Task objective: Restate the records below word for word.

[Data records]
——————

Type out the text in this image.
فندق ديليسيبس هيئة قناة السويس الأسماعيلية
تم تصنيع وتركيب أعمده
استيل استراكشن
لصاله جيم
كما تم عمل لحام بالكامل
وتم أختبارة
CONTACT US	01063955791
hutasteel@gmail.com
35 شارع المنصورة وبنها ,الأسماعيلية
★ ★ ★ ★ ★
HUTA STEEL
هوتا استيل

——————

Answer below:
Type out the text in this image.
فندق ديليسيبس هيئة قناة السويس الأسماعيلية
تم تصنيع وتركيب أعمده
استيل استراكشن
لصاله جيم
كما تم عمل لحام بالكامل
وتم أختبارة
CONTACT US	01063955791
hutasteel@gmail.com
35 شارع المنصورة وبنها ,الأسماعيلية
★ ★ ★ ★ ★
HUTA STEEL
هوتا استيل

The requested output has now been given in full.